(Text content records for pages)
◆ ◆ ◆ ◆ ◆

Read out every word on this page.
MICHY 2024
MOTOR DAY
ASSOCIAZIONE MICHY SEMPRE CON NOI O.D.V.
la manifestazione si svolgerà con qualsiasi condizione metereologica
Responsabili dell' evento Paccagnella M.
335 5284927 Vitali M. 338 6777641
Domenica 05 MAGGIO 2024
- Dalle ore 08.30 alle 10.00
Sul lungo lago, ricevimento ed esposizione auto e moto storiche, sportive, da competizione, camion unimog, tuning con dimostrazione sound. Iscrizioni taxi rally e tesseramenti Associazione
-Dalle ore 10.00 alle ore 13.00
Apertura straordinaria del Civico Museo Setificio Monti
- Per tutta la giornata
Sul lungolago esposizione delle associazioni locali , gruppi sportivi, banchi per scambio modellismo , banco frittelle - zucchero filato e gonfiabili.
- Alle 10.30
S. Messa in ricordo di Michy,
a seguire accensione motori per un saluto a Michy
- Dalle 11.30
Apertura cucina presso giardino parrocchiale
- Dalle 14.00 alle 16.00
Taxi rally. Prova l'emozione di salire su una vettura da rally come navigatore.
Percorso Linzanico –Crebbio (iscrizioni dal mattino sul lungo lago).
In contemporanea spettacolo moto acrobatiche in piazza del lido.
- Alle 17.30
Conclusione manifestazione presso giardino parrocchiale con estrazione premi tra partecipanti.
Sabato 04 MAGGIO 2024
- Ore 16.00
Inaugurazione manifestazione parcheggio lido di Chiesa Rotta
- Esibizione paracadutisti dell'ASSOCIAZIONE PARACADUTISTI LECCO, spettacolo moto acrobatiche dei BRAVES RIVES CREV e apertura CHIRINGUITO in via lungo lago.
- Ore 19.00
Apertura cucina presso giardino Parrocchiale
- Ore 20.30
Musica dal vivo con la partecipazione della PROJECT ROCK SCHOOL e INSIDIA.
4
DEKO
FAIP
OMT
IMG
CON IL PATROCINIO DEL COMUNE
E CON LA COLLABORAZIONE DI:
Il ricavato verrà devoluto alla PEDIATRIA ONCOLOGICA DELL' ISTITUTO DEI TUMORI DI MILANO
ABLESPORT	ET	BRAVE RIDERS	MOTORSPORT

◆ ◆ ◆ ◆ ◆

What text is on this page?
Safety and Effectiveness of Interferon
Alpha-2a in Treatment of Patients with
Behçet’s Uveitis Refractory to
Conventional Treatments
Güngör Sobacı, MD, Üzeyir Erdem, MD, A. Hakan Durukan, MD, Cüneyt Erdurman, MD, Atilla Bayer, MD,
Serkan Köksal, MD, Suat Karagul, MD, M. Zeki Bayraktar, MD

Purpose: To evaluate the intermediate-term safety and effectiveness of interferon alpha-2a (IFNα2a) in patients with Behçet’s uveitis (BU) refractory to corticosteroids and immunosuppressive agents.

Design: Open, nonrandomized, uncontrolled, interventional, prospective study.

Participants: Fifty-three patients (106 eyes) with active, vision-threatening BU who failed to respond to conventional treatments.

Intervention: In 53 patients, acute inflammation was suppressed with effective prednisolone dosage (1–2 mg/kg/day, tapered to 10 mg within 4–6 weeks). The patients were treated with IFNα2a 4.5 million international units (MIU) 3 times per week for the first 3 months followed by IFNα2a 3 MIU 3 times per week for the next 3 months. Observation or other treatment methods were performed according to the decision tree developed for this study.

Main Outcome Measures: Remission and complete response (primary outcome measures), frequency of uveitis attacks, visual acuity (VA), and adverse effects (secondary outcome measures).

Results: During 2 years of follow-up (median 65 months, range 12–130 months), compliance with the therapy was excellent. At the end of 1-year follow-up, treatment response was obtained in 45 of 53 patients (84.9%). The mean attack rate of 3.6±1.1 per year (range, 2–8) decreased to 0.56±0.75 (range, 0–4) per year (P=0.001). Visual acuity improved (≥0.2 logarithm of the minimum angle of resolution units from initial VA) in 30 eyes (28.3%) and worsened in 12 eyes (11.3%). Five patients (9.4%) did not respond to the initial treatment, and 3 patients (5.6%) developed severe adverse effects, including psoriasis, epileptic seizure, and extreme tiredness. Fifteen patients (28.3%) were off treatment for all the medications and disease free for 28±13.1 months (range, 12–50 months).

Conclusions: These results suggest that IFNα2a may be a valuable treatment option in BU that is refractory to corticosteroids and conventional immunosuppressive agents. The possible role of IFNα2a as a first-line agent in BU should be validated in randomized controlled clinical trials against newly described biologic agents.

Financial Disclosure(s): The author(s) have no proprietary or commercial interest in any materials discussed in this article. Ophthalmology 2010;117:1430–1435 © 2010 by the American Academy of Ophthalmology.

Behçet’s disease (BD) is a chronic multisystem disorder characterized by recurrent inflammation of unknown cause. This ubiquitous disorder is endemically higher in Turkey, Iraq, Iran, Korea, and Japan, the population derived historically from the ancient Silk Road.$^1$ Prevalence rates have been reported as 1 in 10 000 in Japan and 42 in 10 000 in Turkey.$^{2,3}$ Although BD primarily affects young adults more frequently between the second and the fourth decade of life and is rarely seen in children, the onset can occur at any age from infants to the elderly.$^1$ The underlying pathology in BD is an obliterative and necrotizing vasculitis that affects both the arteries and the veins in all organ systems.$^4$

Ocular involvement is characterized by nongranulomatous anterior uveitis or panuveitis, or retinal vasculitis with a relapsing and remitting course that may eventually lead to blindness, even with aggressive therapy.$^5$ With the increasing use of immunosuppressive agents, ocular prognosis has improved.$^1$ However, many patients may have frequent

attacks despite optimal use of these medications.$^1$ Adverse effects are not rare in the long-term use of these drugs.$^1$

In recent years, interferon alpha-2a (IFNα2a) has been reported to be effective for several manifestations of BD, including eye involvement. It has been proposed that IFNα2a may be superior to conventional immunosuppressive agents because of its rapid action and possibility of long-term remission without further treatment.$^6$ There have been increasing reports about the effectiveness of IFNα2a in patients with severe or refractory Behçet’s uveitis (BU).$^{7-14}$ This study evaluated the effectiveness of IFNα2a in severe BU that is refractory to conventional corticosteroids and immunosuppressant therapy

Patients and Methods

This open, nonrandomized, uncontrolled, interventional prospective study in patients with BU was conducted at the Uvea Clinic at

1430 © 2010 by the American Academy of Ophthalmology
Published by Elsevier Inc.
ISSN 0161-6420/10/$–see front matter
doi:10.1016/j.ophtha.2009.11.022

◆ ◆ ◆ ◆ ◆

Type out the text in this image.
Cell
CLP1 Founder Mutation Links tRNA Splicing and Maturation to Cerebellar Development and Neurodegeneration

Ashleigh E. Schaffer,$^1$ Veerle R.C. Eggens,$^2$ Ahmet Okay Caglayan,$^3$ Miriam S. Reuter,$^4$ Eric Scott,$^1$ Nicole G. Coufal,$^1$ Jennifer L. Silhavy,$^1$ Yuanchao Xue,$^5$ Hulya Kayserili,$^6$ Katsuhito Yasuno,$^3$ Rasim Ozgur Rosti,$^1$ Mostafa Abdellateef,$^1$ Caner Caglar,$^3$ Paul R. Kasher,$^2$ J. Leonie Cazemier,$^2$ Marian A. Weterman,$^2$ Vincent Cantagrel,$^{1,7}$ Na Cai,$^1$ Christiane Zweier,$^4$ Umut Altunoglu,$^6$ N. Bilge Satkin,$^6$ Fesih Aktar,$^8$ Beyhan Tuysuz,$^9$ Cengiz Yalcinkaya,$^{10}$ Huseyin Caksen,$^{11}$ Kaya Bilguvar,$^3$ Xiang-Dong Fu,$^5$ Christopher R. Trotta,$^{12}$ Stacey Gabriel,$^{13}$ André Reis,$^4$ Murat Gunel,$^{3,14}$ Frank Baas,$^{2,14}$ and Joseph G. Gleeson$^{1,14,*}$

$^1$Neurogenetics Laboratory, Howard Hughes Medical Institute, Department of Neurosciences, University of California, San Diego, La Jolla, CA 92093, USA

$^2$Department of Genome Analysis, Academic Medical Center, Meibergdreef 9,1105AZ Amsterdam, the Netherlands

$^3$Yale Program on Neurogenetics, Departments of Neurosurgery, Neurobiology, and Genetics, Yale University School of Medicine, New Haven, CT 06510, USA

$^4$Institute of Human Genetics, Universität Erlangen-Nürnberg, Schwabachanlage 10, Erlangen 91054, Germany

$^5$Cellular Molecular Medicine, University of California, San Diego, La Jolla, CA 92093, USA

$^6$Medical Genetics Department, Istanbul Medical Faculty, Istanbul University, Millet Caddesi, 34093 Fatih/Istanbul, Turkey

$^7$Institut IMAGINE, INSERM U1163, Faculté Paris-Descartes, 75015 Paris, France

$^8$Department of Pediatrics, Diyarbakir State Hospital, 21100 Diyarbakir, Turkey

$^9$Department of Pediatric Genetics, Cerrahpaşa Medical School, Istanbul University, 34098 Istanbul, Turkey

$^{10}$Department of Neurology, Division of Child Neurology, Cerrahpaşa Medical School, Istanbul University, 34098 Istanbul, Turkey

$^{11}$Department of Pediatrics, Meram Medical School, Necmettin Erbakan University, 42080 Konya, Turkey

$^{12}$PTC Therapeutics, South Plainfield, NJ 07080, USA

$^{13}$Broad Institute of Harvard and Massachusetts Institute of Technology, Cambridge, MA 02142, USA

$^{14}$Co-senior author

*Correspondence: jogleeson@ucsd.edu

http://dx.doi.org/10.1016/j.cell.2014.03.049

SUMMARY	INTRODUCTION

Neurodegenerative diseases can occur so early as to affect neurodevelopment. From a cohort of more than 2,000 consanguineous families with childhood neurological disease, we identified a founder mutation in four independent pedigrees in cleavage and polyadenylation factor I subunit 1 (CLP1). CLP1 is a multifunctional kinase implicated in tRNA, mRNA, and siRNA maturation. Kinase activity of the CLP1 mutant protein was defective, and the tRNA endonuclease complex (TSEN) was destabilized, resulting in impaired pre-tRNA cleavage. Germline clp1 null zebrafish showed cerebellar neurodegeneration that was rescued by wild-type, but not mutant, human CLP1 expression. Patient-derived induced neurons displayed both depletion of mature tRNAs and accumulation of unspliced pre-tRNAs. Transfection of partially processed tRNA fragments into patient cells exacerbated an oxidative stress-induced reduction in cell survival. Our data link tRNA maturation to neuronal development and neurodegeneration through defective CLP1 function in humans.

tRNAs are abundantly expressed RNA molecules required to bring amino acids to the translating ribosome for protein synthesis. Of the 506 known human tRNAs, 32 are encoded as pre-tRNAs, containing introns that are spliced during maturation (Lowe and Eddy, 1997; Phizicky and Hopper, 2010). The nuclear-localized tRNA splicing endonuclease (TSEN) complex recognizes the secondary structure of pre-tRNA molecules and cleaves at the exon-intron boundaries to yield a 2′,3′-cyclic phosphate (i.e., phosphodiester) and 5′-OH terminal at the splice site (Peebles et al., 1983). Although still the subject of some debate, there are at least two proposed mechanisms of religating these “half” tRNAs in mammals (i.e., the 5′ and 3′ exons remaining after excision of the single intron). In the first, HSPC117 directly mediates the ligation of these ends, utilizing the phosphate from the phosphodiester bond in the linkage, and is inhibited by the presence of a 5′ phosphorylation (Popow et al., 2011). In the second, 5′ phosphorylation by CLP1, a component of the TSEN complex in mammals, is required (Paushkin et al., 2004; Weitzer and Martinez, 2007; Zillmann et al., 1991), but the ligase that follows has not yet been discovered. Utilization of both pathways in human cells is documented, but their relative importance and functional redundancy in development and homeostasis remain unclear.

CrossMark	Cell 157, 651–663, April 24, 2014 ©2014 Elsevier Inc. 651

◆ ◆ ◆ ◆ ◆

--- THE TASK ---
Of the lines in the data, report each one containing the string "California".

--- RESPONSE FOR THIS EXERCISE ---
$^1$Neurogenetics Laboratory, Howard Hughes Medical Institute, Department of Neurosciences, University of California, San Diego, La Jolla, CA 92093, USA
$^5$Cellular Molecular Medicine, University of California, San Diego, La Jolla, CA 92093, USA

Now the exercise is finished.